**Brief:**
Write out the entire listing below exactly, with the pictures left out.

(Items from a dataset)
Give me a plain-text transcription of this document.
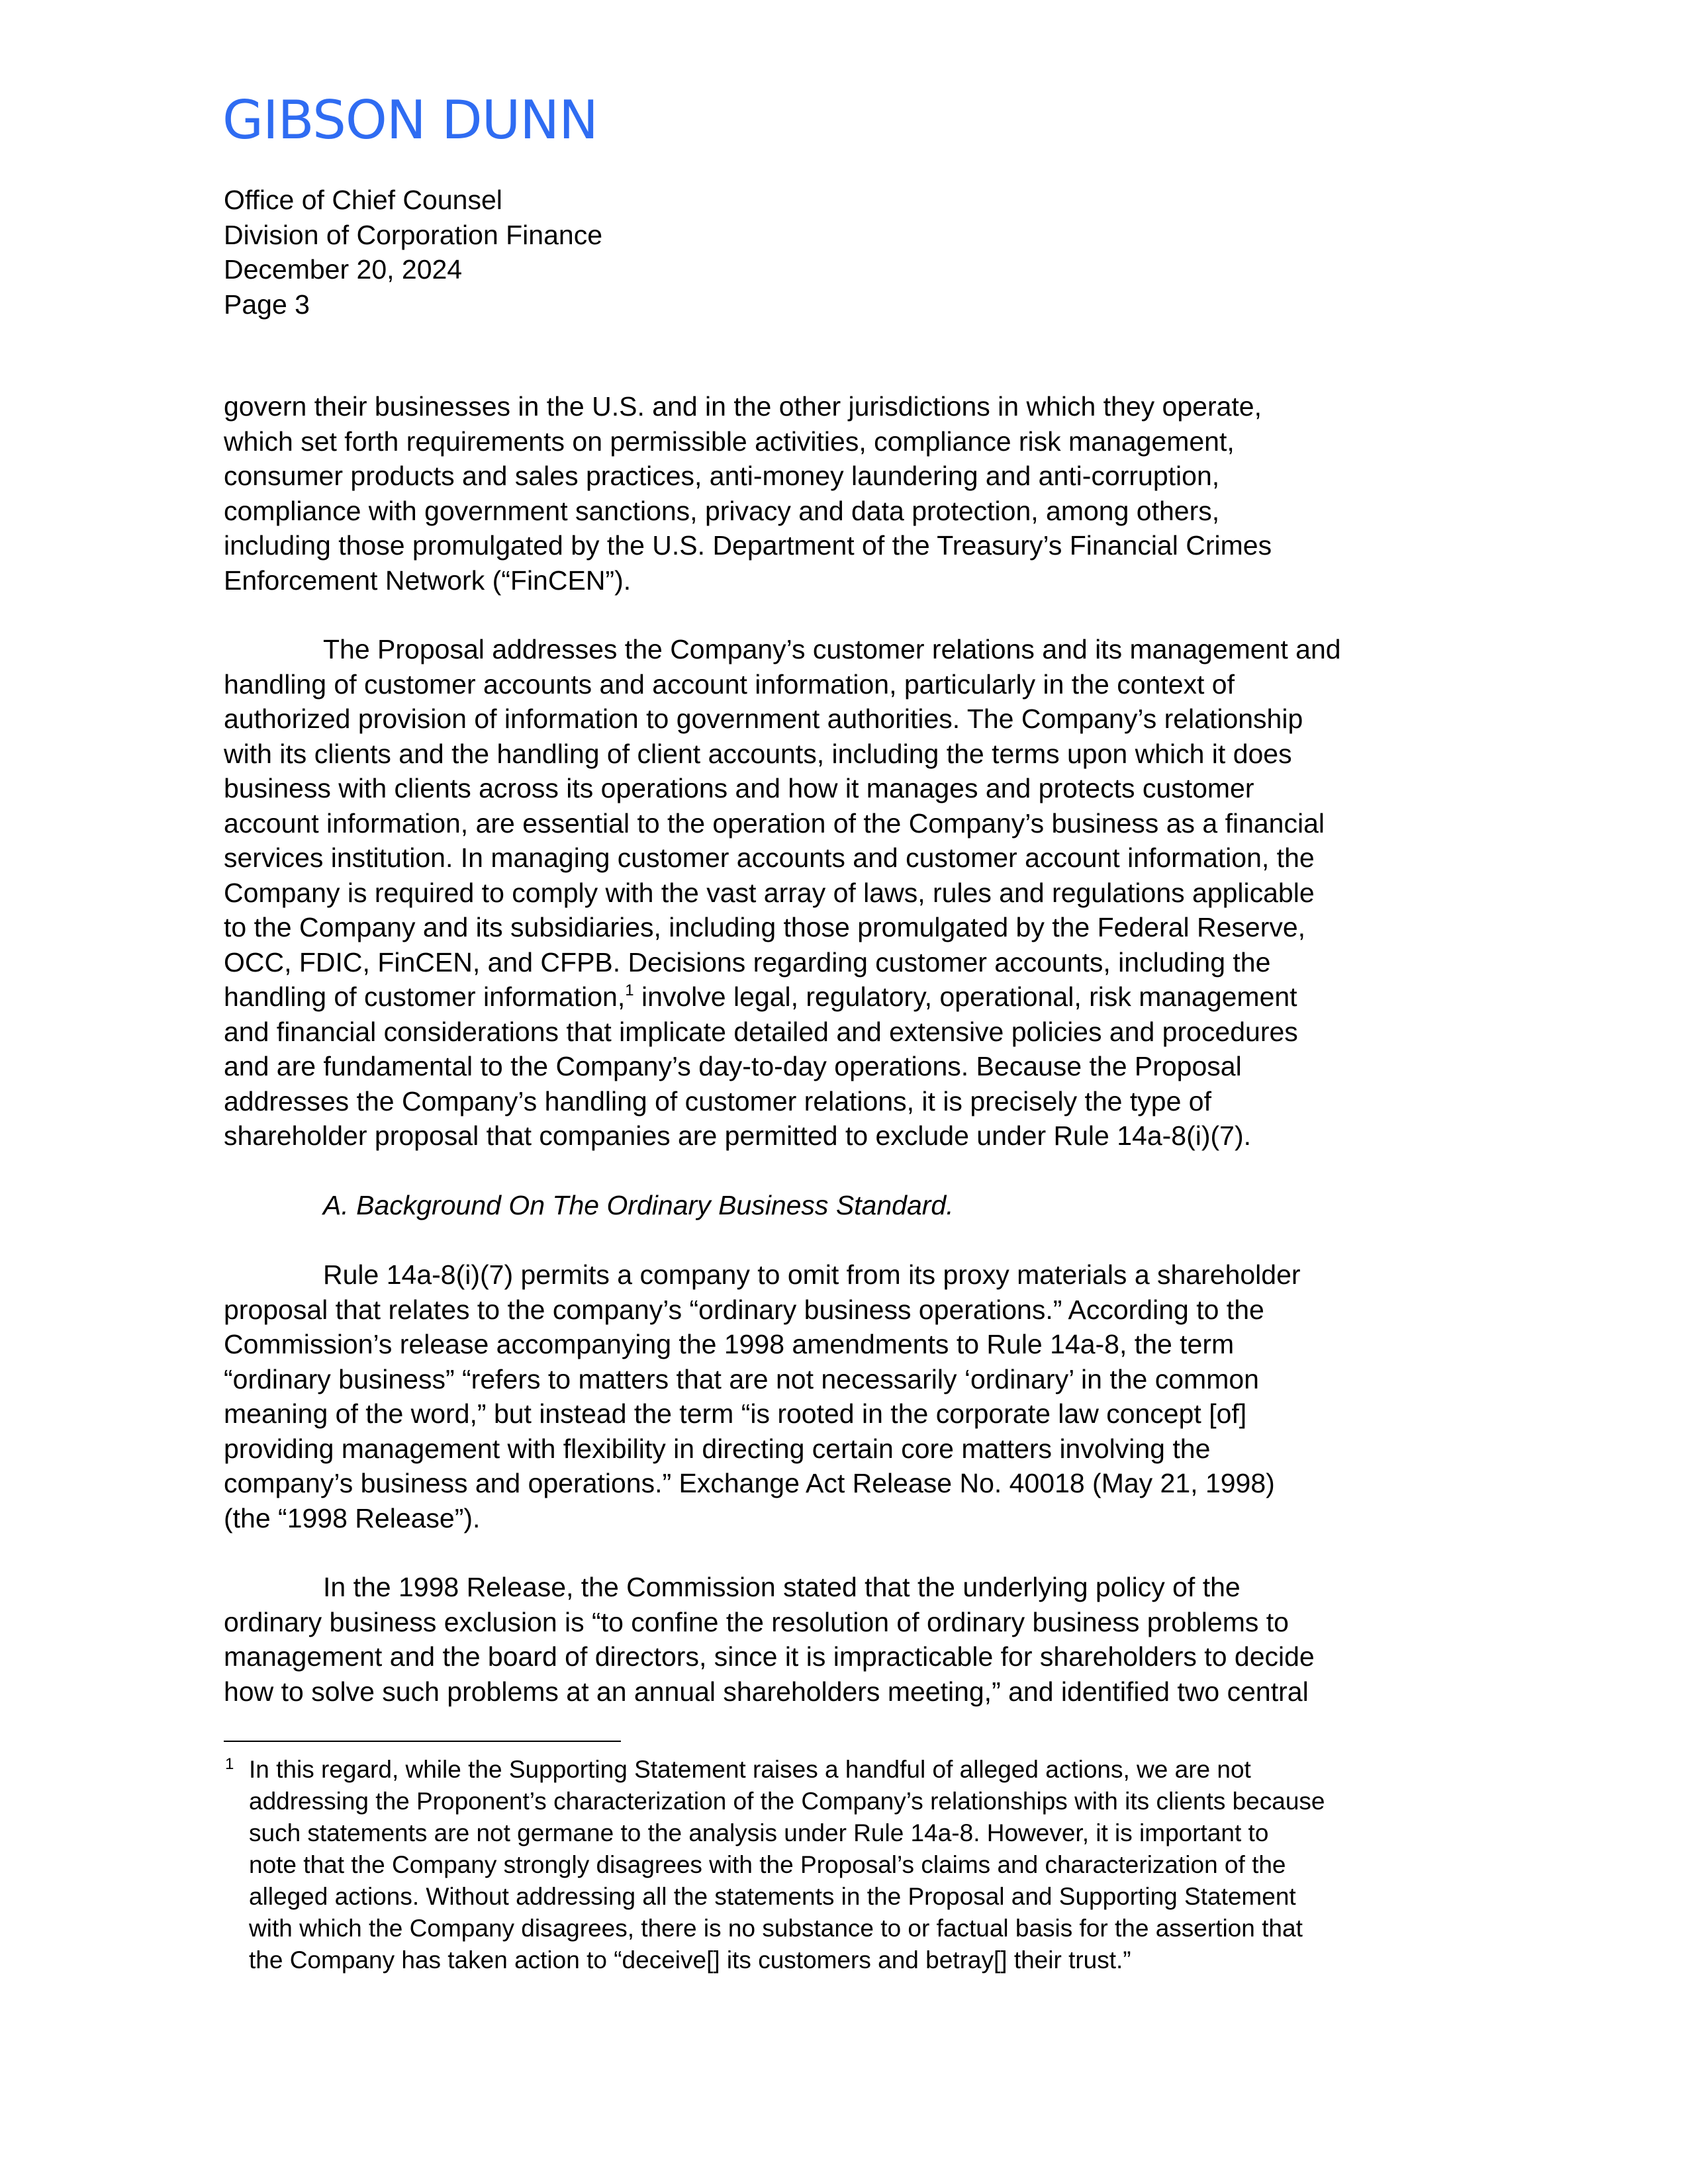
GIBSON DUNN
Office of Chief Counsel
Division of Corporation Finance
December 20, 2024
Page 3
govern their businesses in the U.S. and in the other jurisdictions in which they operate,
which set forth requirements on permissible activities, compliance risk management,
consumer products and sales practices, anti-money laundering and anti-corruption,
compliance with government sanctions, privacy and data protection, among others,
including those promulgated by the U.S. Department of the Treasury’s Financial Crimes
Enforcement Network (“FinCEN”).
The Proposal addresses the Company’s customer relations and its management and
handling of customer accounts and account information, particularly in the context of
authorized provision of information to government authorities. The Company’s relationship
with its clients and the handling of client accounts, including the terms upon which it does
business with clients across its operations and how it manages and protects customer
account information, are essential to the operation of the Company’s business as a financial
services institution. In managing customer accounts and customer account information, the
Company is required to comply with the vast array of laws, rules and regulations applicable
to the Company and its subsidiaries, including those promulgated by the Federal Reserve,
OCC, FDIC, FinCEN, and CFPB. Decisions regarding customer accounts, including the
handling of customer information,$^1$ involve legal, regulatory, operational, risk management
and financial considerations that implicate detailed and extensive policies and procedures
and are fundamental to the Company’s day-to-day operations. Because the Proposal
addresses the Company’s handling of customer relations, it is precisely the type of
shareholder proposal that companies are permitted to exclude under Rule 14a-8(i)(7).
A. Background On The Ordinary Business Standard.
Rule 14a-8(i)(7) permits a company to omit from its proxy materials a shareholder
proposal that relates to the company’s “ordinary business operations.” According to the
Commission’s release accompanying the 1998 amendments to Rule 14a-8, the term
“ordinary business” “refers to matters that are not necessarily ‘ordinary’ in the common
meaning of the word,” but instead the term “is rooted in the corporate law concept [of]
providing management with flexibility in directing certain core matters involving the
company’s business and operations.” Exchange Act Release No. 40018 (May 21, 1998)
(the “1998 Release”).
In the 1998 Release, the Commission stated that the underlying policy of the
ordinary business exclusion is “to confine the resolution of ordinary business problems to
management and the board of directors, since it is impracticable for shareholders to decide
how to solve such problems at an annual shareholders meeting,” and identified two central
1 In this regard, while the Supporting Statement raises a handful of alleged actions, we are not
addressing the Proponent’s characterization of the Company’s relationships with its clients because
such statements are not germane to the analysis under Rule 14a-8. However, it is important to
note that the Company strongly disagrees with the Proposal’s claims and characterization of the
alleged actions. Without addressing all the statements in the Proposal and Supporting Statement
with which the Company disagrees, there is no substance to or factual basis for the assertion that
the Company has taken action to “deceive[] its customers and betray[] their trust.”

**Solution for this problem:**
Give me a plain-text transcription of this document.
GIBSON DUNN
Office of Chief Counsel
Division of Corporation Finance
December 20, 2024
Page 3
govern their businesses in the U.S. and in the other jurisdictions in which they operate,
which set forth requirements on permissible activities, compliance risk management,
consumer products and sales practices, anti-money laundering and anti-corruption,
compliance with government sanctions, privacy and data protection, among others,
including those promulgated by the U.S. Department of the Treasury’s Financial Crimes
Enforcement Network (“FinCEN”).
The Proposal addresses the Company’s customer relations and its management and
handling of customer accounts and account information, particularly in the context of
authorized provision of information to government authorities. The Company’s relationship
with its clients and the handling of client accounts, including the terms upon which it does
business with clients across its operations and how it manages and protects customer
account information, are essential to the operation of the Company’s business as a financial
services institution. In managing customer accounts and customer account information, the
Company is required to comply with the vast array of laws, rules and regulations applicable
to the Company and its subsidiaries, including those promulgated by the Federal Reserve,
OCC, FDIC, FinCEN, and CFPB. Decisions regarding customer accounts, including the
handling of customer information,$^1$ involve legal, regulatory, operational, risk management
and financial considerations that implicate detailed and extensive policies and procedures
and are fundamental to the Company’s day-to-day operations. Because the Proposal
addresses the Company’s handling of customer relations, it is precisely the type of
shareholder proposal that companies are permitted to exclude under Rule 14a-8(i)(7).
A. Background On The Ordinary Business Standard.
Rule 14a-8(i)(7) permits a company to omit from its proxy materials a shareholder
proposal that relates to the company’s “ordinary business operations.” According to the
Commission’s release accompanying the 1998 amendments to Rule 14a-8, the term
“ordinary business” “refers to matters that are not necessarily ‘ordinary’ in the common
meaning of the word,” but instead the term “is rooted in the corporate law concept [of]
providing management with flexibility in directing certain core matters involving the
company’s business and operations.” Exchange Act Release No. 40018 (May 21, 1998)
(the “1998 Release”).
In the 1998 Release, the Commission stated that the underlying policy of the
ordinary business exclusion is “to confine the resolution of ordinary business problems to
management and the board of directors, since it is impracticable for shareholders to decide
how to solve such problems at an annual shareholders meeting,” and identified two central
1 In this regard, while the Supporting Statement raises a handful of alleged actions, we are not
addressing the Proponent’s characterization of the Company’s relationships with its clients because
such statements are not germane to the analysis under Rule 14a-8. However, it is important to
note that the Company strongly disagrees with the Proposal’s claims and characterization of the
alleged actions. Without addressing all the statements in the Proposal and Supporting Statement
with which the Company disagrees, there is no substance to or factual basis for the assertion that
the Company has taken action to “deceive[] its customers and betray[] their trust.”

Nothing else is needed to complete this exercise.